Problem description:
Tally the lines containing the word "ВАЛЕРИЙ" and give the total alone.

Excerpted records:
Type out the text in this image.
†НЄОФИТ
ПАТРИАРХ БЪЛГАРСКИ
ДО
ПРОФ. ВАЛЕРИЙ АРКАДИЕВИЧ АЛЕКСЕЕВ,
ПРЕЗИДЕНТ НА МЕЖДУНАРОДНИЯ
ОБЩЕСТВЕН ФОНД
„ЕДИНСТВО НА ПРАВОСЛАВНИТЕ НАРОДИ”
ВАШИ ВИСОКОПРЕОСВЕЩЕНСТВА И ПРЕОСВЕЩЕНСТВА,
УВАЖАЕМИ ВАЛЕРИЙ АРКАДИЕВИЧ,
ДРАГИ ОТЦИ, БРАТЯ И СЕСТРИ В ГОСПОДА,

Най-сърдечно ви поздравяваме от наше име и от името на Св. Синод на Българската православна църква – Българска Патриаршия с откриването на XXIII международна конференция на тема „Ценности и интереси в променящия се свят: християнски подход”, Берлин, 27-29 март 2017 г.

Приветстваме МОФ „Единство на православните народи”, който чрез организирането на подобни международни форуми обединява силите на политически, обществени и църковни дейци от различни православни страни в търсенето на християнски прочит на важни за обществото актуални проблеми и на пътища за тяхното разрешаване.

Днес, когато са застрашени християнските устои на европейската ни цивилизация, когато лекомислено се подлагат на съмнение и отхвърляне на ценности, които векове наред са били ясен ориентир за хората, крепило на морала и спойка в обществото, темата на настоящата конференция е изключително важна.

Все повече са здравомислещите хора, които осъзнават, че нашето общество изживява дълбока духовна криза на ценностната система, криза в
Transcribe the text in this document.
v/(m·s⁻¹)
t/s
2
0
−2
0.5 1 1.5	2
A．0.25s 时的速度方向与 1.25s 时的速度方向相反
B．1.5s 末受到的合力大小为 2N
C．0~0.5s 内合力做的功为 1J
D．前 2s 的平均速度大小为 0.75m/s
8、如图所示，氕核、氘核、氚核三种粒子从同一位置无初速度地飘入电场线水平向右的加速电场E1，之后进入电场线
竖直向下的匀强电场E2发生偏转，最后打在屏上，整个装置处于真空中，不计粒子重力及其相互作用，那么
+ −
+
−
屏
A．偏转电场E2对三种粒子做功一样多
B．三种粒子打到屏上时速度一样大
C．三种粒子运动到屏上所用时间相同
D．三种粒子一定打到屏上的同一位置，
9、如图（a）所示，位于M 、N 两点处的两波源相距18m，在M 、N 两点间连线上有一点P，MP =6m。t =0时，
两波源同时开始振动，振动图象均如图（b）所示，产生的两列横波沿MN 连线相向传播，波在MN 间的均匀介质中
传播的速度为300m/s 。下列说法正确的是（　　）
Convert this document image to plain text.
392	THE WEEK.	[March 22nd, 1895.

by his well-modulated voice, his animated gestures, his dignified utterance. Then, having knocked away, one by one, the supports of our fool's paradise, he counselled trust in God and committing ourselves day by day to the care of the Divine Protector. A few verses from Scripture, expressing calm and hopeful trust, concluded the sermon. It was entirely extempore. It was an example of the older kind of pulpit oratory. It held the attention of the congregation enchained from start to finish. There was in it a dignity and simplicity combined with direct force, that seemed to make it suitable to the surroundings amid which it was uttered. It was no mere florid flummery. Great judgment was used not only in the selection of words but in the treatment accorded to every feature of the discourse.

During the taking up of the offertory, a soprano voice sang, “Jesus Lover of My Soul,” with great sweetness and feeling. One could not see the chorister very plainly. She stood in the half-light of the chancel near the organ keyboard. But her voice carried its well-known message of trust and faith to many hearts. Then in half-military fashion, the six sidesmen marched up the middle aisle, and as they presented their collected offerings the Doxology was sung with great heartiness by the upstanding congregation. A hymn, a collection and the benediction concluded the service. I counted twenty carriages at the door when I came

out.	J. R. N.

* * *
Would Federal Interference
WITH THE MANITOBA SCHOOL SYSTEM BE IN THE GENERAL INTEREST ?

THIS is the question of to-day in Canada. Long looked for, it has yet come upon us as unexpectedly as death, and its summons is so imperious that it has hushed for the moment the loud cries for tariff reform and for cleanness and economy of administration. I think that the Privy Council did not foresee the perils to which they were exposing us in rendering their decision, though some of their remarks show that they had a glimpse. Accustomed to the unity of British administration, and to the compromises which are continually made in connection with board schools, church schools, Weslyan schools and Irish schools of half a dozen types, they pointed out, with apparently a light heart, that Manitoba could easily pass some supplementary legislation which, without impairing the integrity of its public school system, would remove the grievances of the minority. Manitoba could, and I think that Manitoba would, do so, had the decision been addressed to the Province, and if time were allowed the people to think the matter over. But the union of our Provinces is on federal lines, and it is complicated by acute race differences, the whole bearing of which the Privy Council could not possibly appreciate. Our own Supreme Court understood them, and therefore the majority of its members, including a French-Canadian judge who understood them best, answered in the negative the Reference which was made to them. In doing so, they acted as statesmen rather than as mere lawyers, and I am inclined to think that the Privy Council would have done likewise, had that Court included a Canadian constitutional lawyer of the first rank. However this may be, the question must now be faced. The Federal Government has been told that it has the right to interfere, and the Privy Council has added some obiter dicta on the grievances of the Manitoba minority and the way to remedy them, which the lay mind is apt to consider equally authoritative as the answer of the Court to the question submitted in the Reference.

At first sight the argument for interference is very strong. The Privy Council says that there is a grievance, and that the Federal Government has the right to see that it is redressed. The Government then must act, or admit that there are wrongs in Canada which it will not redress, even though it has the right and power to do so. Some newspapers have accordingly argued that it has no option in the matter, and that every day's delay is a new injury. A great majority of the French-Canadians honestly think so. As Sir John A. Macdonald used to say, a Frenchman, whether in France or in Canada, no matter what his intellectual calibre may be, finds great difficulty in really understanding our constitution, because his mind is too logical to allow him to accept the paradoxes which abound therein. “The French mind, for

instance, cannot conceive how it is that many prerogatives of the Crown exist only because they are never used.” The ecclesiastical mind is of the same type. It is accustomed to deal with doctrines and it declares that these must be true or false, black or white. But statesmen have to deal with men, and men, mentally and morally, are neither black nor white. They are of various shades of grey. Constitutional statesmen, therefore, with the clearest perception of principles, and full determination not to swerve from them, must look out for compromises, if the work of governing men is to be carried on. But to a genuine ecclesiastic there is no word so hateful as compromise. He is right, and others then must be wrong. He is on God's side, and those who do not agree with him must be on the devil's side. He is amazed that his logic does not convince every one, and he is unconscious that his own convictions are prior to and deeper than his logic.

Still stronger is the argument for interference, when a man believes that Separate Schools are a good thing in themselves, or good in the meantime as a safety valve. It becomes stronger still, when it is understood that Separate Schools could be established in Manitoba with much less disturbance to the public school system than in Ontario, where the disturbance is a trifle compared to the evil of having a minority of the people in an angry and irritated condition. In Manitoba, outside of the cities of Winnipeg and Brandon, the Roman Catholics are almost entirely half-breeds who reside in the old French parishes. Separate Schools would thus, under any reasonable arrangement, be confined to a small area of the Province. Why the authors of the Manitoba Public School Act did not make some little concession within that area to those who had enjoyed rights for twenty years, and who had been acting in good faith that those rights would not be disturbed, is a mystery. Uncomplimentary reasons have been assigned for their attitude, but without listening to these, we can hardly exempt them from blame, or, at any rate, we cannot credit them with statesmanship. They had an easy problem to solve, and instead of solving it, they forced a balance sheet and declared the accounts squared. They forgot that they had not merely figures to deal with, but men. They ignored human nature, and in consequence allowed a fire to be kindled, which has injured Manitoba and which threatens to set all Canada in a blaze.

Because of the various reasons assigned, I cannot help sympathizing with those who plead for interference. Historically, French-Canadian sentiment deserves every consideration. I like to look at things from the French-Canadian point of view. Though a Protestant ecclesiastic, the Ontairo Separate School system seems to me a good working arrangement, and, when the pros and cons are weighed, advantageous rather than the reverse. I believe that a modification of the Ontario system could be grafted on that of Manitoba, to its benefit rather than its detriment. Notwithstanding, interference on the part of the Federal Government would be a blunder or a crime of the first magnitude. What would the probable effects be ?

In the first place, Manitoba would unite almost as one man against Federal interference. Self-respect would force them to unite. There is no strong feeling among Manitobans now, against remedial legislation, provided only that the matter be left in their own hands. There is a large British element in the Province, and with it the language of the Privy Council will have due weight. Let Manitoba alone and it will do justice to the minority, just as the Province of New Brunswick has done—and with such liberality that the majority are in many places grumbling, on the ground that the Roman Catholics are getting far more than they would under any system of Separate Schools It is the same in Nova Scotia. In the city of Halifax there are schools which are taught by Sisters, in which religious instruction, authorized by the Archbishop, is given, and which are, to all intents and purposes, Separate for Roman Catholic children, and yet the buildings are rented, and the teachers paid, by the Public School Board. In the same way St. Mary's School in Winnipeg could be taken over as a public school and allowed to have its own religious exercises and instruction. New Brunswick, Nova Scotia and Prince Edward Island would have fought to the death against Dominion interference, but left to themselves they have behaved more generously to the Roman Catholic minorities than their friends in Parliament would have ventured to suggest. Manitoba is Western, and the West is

The completed task:
2